Records about charts and figures:
---------------

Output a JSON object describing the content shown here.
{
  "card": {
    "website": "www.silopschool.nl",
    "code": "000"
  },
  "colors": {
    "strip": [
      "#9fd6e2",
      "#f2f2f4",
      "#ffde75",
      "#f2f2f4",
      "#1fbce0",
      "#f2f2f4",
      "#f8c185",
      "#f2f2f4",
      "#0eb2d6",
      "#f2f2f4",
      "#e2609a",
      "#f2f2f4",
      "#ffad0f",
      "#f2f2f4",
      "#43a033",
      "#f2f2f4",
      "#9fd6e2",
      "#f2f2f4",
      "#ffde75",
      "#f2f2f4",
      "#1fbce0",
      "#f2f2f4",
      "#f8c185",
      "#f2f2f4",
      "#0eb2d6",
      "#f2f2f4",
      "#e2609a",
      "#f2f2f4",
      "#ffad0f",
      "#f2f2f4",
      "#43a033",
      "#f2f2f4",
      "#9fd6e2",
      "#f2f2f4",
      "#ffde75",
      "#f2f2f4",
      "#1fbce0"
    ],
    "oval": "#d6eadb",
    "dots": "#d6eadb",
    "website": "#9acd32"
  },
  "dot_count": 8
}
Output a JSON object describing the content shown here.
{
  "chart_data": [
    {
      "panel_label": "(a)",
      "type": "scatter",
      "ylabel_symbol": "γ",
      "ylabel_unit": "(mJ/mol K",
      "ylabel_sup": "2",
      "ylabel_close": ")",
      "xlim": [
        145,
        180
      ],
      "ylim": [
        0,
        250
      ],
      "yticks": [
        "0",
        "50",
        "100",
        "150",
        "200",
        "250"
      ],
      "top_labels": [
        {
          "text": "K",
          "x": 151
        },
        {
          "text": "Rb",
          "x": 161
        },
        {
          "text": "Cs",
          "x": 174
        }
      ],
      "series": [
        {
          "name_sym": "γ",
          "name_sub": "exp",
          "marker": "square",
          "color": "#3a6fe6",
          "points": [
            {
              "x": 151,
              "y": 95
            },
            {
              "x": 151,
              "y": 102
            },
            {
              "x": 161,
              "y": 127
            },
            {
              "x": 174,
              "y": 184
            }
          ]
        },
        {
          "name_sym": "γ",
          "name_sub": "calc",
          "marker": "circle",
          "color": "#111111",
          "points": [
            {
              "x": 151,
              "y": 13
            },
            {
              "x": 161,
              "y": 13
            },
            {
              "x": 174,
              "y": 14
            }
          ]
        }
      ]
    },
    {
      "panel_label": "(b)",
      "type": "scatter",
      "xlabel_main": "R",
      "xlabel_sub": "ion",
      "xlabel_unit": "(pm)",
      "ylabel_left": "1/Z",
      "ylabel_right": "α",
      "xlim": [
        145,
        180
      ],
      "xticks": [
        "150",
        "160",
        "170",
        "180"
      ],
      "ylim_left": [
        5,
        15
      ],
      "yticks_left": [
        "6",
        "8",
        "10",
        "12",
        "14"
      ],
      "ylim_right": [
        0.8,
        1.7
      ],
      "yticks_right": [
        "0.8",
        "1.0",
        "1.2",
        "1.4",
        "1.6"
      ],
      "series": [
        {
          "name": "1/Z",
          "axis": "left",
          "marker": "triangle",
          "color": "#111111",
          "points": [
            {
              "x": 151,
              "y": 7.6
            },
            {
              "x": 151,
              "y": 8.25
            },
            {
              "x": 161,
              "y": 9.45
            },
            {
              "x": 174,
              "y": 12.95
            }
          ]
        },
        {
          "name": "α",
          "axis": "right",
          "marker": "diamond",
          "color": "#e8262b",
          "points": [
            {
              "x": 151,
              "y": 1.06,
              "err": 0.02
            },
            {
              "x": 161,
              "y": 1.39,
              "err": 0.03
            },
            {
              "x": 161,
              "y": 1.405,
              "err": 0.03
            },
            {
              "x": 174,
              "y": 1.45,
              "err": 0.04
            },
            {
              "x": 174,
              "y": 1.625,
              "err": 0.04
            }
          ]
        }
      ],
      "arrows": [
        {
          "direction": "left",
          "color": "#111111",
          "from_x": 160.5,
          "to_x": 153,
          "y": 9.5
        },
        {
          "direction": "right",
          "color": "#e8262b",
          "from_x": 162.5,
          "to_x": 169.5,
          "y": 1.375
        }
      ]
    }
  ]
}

---------------

EXERCISE DIRECTIONS - Output the listing above without altering a single character.

RESULT OF THIS EXERCISE -
Output a JSON object describing the content shown here.
{
  "card": {
    "website": "www.silopschool.nl",
    "code": "000"
  },
  "colors": {
    "strip": [
      "#9fd6e2",
      "#f2f2f4",
      "#ffde75",
      "#f2f2f4",
      "#1fbce0",
      "#f2f2f4",
      "#f8c185",
      "#f2f2f4",
      "#0eb2d6",
      "#f2f2f4",
      "#e2609a",
      "#f2f2f4",
      "#ffad0f",
      "#f2f2f4",
      "#43a033",
      "#f2f2f4",
      "#9fd6e2",
      "#f2f2f4",
      "#ffde75",
      "#f2f2f4",
      "#1fbce0",
      "#f2f2f4",
      "#f8c185",
      "#f2f2f4",
      "#0eb2d6",
      "#f2f2f4",
      "#e2609a",
      "#f2f2f4",
      "#ffad0f",
      "#f2f2f4",
      "#43a033",
      "#f2f2f4",
      "#9fd6e2",
      "#f2f2f4",
      "#ffde75",
      "#f2f2f4",
      "#1fbce0"
    ],
    "oval": "#d6eadb",
    "dots": "#d6eadb",
    "website": "#9acd32"
  },
  "dot_count": 8
}
Output a JSON object describing the content shown here.
{
  "chart_data": [
    {
      "panel_label": "(a)",
      "type": "scatter",
      "ylabel_symbol": "γ",
      "ylabel_unit": "(mJ/mol K",
      "ylabel_sup": "2",
      "ylabel_close": ")",
      "xlim": [
        145,
        180
      ],
      "ylim": [
        0,
        250
      ],
      "yticks": [
        "0",
        "50",
        "100",
        "150",
        "200",
        "250"
      ],
      "top_labels": [
        {
          "text": "K",
          "x": 151
        },
        {
          "text": "Rb",
          "x": 161
        },
        {
          "text": "Cs",
          "x": 174
        }
      ],
      "series": [
        {
          "name_sym": "γ",
          "name_sub": "exp",
          "marker": "square",
          "color": "#3a6fe6",
          "points": [
            {
              "x": 151,
              "y": 95
            },
            {
              "x": 151,
              "y": 102
            },
            {
              "x": 161,
              "y": 127
            },
            {
              "x": 174,
              "y": 184
            }
          ]
        },
        {
          "name_sym": "γ",
          "name_sub": "calc",
          "marker": "circle",
          "color": "#111111",
          "points": [
            {
              "x": 151,
              "y": 13
            },
            {
              "x": 161,
              "y": 13
            },
            {
              "x": 174,
              "y": 14
            }
          ]
        }
      ]
    },
    {
      "panel_label": "(b)",
      "type": "scatter",
      "xlabel_main": "R",
      "xlabel_sub": "ion",
      "xlabel_unit": "(pm)",
      "ylabel_left": "1/Z",
      "ylabel_right": "α",
      "xlim": [
        145,
        180
      ],
      "xticks": [
        "150",
        "160",
        "170",
        "180"
      ],
      "ylim_left": [
        5,
        15
      ],
      "yticks_left": [
        "6",
        "8",
        "10",
        "12",
        "14"
      ],
      "ylim_right": [
        0.8,
        1.7
      ],
      "yticks_right": [
        "0.8",
        "1.0",
        "1.2",
        "1.4",
        "1.6"
      ],
      "series": [
        {
          "name": "1/Z",
          "axis": "left",
          "marker": "triangle",
          "color": "#111111",
          "points": [
            {
              "x": 151,
              "y": 7.6
            },
            {
              "x": 151,
              "y": 8.25
            },
            {
              "x": 161,
              "y": 9.45
            },
            {
              "x": 174,
              "y": 12.95
            }
          ]
        },
        {
          "name": "α",
          "axis": "right",
          "marker": "diamond",
          "color": "#e8262b",
          "points": [
            {
              "x": 151,
              "y": 1.06,
              "err": 0.02
            },
            {
              "x": 161,
              "y": 1.39,
              "err": 0.03
            },
            {
              "x": 161,
              "y": 1.405,
              "err": 0.03
            },
            {
              "x": 174,
              "y": 1.45,
              "err": 0.04
            },
            {
              "x": 174,
              "y": 1.625,
              "err": 0.04
            }
          ]
        }
      ],
      "arrows": [
        {
          "direction": "left",
          "color": "#111111",
          "from_x": 160.5,
          "to_x": 153,
          "y": 9.5
        },
        {
          "direction": "right",
          "color": "#e8262b",
          "from_x": 162.5,
          "to_x": 169.5,
          "y": 1.375
        }
      ]
    }
  ]
}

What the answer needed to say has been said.